_Requirement_
Below are some records; return each one exactly.

_Excerpted data_

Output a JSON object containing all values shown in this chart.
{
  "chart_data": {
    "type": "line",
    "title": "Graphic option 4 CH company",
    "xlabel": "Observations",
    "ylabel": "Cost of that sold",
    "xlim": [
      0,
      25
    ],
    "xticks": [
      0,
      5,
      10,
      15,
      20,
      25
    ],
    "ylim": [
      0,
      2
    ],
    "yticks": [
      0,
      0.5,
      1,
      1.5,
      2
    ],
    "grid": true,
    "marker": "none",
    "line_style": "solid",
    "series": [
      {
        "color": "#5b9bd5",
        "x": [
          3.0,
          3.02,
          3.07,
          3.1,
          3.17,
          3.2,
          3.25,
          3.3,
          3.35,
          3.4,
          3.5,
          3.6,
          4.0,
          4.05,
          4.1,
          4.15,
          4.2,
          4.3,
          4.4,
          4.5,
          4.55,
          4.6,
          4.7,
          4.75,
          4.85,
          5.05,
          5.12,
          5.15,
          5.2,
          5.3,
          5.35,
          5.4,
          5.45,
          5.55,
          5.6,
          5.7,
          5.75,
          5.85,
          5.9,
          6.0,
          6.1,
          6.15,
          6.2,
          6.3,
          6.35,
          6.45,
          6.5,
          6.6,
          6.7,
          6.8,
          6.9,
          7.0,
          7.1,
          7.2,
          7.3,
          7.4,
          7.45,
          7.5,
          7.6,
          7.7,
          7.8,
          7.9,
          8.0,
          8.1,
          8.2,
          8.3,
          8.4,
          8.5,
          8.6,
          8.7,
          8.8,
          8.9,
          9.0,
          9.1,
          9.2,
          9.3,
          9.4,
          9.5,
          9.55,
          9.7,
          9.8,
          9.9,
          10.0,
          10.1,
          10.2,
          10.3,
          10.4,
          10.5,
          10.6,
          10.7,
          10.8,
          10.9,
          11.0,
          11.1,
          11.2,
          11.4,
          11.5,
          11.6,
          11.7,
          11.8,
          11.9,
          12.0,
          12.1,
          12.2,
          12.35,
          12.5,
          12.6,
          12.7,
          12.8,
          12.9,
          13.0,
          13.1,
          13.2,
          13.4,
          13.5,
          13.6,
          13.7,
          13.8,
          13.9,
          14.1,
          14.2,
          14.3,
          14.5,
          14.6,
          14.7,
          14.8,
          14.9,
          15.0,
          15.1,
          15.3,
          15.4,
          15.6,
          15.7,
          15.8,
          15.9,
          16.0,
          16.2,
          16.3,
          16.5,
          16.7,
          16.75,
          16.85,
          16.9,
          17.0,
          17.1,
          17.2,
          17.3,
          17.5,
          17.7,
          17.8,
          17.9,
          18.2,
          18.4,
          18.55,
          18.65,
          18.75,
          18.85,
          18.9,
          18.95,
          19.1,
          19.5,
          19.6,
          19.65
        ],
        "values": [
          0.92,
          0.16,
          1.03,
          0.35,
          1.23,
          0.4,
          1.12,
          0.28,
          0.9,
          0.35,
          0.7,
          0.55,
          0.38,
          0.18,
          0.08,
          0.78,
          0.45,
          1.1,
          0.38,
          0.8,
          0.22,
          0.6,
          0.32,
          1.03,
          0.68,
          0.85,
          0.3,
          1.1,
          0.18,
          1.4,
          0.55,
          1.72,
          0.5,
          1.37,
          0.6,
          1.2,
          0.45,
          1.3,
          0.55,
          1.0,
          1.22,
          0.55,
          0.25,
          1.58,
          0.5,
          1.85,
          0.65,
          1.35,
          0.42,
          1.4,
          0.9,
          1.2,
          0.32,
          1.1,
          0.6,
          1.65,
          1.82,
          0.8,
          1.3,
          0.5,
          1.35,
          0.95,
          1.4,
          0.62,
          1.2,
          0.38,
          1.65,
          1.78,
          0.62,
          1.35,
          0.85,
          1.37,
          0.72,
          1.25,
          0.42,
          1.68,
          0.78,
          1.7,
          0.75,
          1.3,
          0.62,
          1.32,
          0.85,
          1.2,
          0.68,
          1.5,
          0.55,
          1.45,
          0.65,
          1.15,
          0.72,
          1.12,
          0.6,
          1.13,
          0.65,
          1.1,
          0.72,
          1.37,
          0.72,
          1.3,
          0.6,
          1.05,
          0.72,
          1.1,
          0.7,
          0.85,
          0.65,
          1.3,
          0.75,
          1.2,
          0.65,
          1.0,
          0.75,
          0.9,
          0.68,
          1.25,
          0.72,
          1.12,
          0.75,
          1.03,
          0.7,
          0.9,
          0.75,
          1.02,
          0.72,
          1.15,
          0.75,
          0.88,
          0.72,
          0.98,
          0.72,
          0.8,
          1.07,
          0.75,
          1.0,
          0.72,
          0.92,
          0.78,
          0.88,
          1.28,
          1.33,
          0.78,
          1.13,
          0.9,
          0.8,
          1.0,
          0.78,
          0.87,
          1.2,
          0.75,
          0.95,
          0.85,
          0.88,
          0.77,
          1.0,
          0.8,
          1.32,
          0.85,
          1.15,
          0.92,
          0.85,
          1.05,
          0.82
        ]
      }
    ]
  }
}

_Result of the exercise_
Output a JSON object containing all values shown in this chart.
{
  "chart_data": {
    "type": "line",
    "title": "Graphic option 4 CH company",
    "xlabel": "Observations",
    "ylabel": "Cost of that sold",
    "xlim": [
      0,
      25
    ],
    "xticks": [
      0,
      5,
      10,
      15,
      20,
      25
    ],
    "ylim": [
      0,
      2
    ],
    "yticks": [
      0,
      0.5,
      1,
      1.5,
      2
    ],
    "grid": true,
    "marker": "none",
    "line_style": "solid",
    "series": [
      {
        "color": "#5b9bd5",
        "x": [
          3.0,
          3.02,
          3.07,
          3.1,
          3.17,
          3.2,
          3.25,
          3.3,
          3.35,
          3.4,
          3.5,
          3.6,
          4.0,
          4.05,
          4.1,
          4.15,
          4.2,
          4.3,
          4.4,
          4.5,
          4.55,
          4.6,
          4.7,
          4.75,
          4.85,
          5.05,
          5.12,
          5.15,
          5.2,
          5.3,
          5.35,
          5.4,
          5.45,
          5.55,
          5.6,
          5.7,
          5.75,
          5.85,
          5.9,
          6.0,
          6.1,
          6.15,
          6.2,
          6.3,
          6.35,
          6.45,
          6.5,
          6.6,
          6.7,
          6.8,
          6.9,
          7.0,
          7.1,
          7.2,
          7.3,
          7.4,
          7.45,
          7.5,
          7.6,
          7.7,
          7.8,
          7.9,
          8.0,
          8.1,
          8.2,
          8.3,
          8.4,
          8.5,
          8.6,
          8.7,
          8.8,
          8.9,
          9.0,
          9.1,
          9.2,
          9.3,
          9.4,
          9.5,
          9.55,
          9.7,
          9.8,
          9.9,
          10.0,
          10.1,
          10.2,
          10.3,
          10.4,
          10.5,
          10.6,
          10.7,
          10.8,
          10.9,
          11.0,
          11.1,
          11.2,
          11.4,
          11.5,
          11.6,
          11.7,
          11.8,
          11.9,
          12.0,
          12.1,
          12.2,
          12.35,
          12.5,
          12.6,
          12.7,
          12.8,
          12.9,
          13.0,
          13.1,
          13.2,
          13.4,
          13.5,
          13.6,
          13.7,
          13.8,
          13.9,
          14.1,
          14.2,
          14.3,
          14.5,
          14.6,
          14.7,
          14.8,
          14.9,
          15.0,
          15.1,
          15.3,
          15.4,
          15.6,
          15.7,
          15.8,
          15.9,
          16.0,
          16.2,
          16.3,
          16.5,
          16.7,
          16.75,
          16.85,
          16.9,
          17.0,
          17.1,
          17.2,
          17.3,
          17.5,
          17.7,
          17.8,
          17.9,
          18.2,
          18.4,
          18.55,
          18.65,
          18.75,
          18.85,
          18.9,
          18.95,
          19.1,
          19.5,
          19.6,
          19.65
        ],
        "values": [
          0.92,
          0.16,
          1.03,
          0.35,
          1.23,
          0.4,
          1.12,
          0.28,
          0.9,
          0.35,
          0.7,
          0.55,
          0.38,
          0.18,
          0.08,
          0.78,
          0.45,
          1.1,
          0.38,
          0.8,
          0.22,
          0.6,
          0.32,
          1.03,
          0.68,
          0.85,
          0.3,
          1.1,
          0.18,
          1.4,
          0.55,
          1.72,
          0.5,
          1.37,
          0.6,
          1.2,
          0.45,
          1.3,
          0.55,
          1.0,
          1.22,
          0.55,
          0.25,
          1.58,
          0.5,
          1.85,
          0.65,
          1.35,
          0.42,
          1.4,
          0.9,
          1.2,
          0.32,
          1.1,
          0.6,
          1.65,
          1.82,
          0.8,
          1.3,
          0.5,
          1.35,
          0.95,
          1.4,
          0.62,
          1.2,
          0.38,
          1.65,
          1.78,
          0.62,
          1.35,
          0.85,
          1.37,
          0.72,
          1.25,
          0.42,
          1.68,
          0.78,
          1.7,
          0.75,
          1.3,
          0.62,
          1.32,
          0.85,
          1.2,
          0.68,
          1.5,
          0.55,
          1.45,
          0.65,
          1.15,
          0.72,
          1.12,
          0.6,
          1.13,
          0.65,
          1.1,
          0.72,
          1.37,
          0.72,
          1.3,
          0.6,
          1.05,
          0.72,
          1.1,
          0.7,
          0.85,
          0.65,
          1.3,
          0.75,
          1.2,
          0.65,
          1.0,
          0.75,
          0.9,
          0.68,
          1.25,
          0.72,
          1.12,
          0.75,
          1.03,
          0.7,
          0.9,
          0.75,
          1.02,
          0.72,
          1.15,
          0.75,
          0.88,
          0.72,
          0.98,
          0.72,
          0.8,
          1.07,
          0.75,
          1.0,
          0.72,
          0.92,
          0.78,
          0.88,
          1.28,
          1.33,
          0.78,
          1.13,
          0.9,
          0.8,
          1.0,
          0.78,
          0.87,
          1.2,
          0.75,
          0.95,
          0.85,
          0.88,
          0.77,
          1.0,
          0.8,
          1.32,
          0.85,
          1.15,
          0.92,
          0.85,
          1.05,
          0.82
        ]
      }
    ]
  }
}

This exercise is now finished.